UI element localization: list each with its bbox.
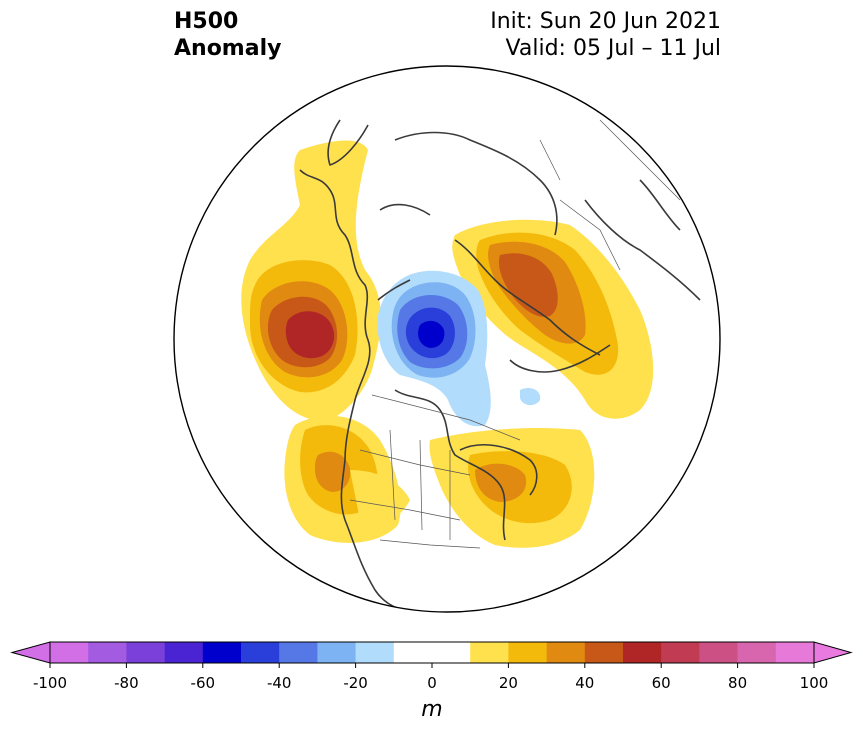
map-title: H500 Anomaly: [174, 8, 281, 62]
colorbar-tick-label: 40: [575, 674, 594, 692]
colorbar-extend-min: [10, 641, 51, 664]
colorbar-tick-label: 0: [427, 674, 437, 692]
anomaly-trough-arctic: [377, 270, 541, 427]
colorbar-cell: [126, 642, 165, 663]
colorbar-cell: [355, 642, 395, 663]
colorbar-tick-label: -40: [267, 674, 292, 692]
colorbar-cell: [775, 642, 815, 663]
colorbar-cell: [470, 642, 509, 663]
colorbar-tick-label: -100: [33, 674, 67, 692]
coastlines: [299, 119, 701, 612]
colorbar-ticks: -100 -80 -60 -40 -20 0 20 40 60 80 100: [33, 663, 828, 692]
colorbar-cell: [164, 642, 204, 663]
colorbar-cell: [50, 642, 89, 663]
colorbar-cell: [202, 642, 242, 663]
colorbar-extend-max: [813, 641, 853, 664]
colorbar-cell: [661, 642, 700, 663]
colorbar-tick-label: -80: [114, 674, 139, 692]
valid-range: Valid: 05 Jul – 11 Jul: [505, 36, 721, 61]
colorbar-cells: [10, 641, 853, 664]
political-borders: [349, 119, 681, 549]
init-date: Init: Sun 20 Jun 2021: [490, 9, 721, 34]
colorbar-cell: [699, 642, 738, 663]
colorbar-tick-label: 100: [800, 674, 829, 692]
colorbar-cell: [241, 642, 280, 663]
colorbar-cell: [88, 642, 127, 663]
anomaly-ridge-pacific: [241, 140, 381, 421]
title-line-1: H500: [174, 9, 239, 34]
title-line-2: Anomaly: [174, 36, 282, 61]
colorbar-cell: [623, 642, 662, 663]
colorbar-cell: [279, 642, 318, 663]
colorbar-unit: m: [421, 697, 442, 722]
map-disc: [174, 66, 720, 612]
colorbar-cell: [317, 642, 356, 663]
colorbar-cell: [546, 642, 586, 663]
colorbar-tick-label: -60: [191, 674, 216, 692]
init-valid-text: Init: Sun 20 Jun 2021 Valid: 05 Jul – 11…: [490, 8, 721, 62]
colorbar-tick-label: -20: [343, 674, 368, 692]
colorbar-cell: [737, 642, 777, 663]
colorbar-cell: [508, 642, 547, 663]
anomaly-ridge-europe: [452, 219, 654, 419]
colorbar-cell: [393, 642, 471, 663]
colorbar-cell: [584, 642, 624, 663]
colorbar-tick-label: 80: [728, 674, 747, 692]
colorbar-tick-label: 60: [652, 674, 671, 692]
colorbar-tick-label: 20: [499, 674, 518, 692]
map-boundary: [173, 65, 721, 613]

Task brief ▸
Transcribe every line of the material verbatim, leaving out the picture.

Task response ▸
UI element localization: list each with its bbox.
map-title: H500 Anomaly: [174, 8, 281, 62]
colorbar-tick-label: 40: [575, 674, 594, 692]
colorbar-extend-min: [10, 641, 51, 664]
colorbar-tick-label: 0: [427, 674, 437, 692]
anomaly-trough-arctic: [377, 270, 541, 427]
colorbar-cell: [126, 642, 165, 663]
colorbar-cell: [355, 642, 395, 663]
colorbar-tick-label: -40: [267, 674, 292, 692]
colorbar-cell: [775, 642, 815, 663]
colorbar-cell: [470, 642, 509, 663]
colorbar-tick-label: -100: [33, 674, 67, 692]
coastlines: [299, 119, 701, 612]
colorbar-ticks: -100 -80 -60 -40 -20 0 20 40 60 80 100: [33, 663, 828, 692]
colorbar-cell: [164, 642, 204, 663]
colorbar-cell: [50, 642, 89, 663]
colorbar-cell: [202, 642, 242, 663]
colorbar-extend-max: [813, 641, 853, 664]
colorbar-cell: [661, 642, 700, 663]
colorbar-tick-label: -80: [114, 674, 139, 692]
valid-range: Valid: 05 Jul – 11 Jul: [505, 36, 721, 61]
colorbar-cells: [10, 641, 853, 664]
political-borders: [349, 119, 681, 549]
init-date: Init: Sun 20 Jun 2021: [490, 9, 721, 34]
colorbar-cell: [699, 642, 738, 663]
colorbar-tick-label: 100: [800, 674, 829, 692]
colorbar-cell: [241, 642, 280, 663]
colorbar-cell: [88, 642, 127, 663]
anomaly-ridge-pacific: [241, 140, 381, 421]
title-line-1: H500: [174, 9, 239, 34]
title-line-2: Anomaly: [174, 36, 282, 61]
colorbar-cell: [623, 642, 662, 663]
colorbar-cell: [279, 642, 318, 663]
colorbar-unit: m: [421, 697, 442, 722]
map-disc: [174, 66, 720, 612]
colorbar-cell: [317, 642, 356, 663]
colorbar-cell: [546, 642, 586, 663]
colorbar-tick-label: -60: [191, 674, 216, 692]
init-valid-text: Init: Sun 20 Jun 2021 Valid: 05 Jul – 11…: [490, 8, 721, 62]
colorbar-tick-label: -20: [343, 674, 368, 692]
colorbar-cell: [737, 642, 777, 663]
colorbar-cell: [508, 642, 547, 663]
anomaly-ridge-europe: [452, 219, 654, 419]
colorbar-cell: [393, 642, 471, 663]
colorbar-cell: [584, 642, 624, 663]
colorbar-tick-label: 80: [728, 674, 747, 692]
colorbar-tick-label: 60: [652, 674, 671, 692]
colorbar-tick-label: 20: [499, 674, 518, 692]
map-boundary: [173, 65, 721, 613]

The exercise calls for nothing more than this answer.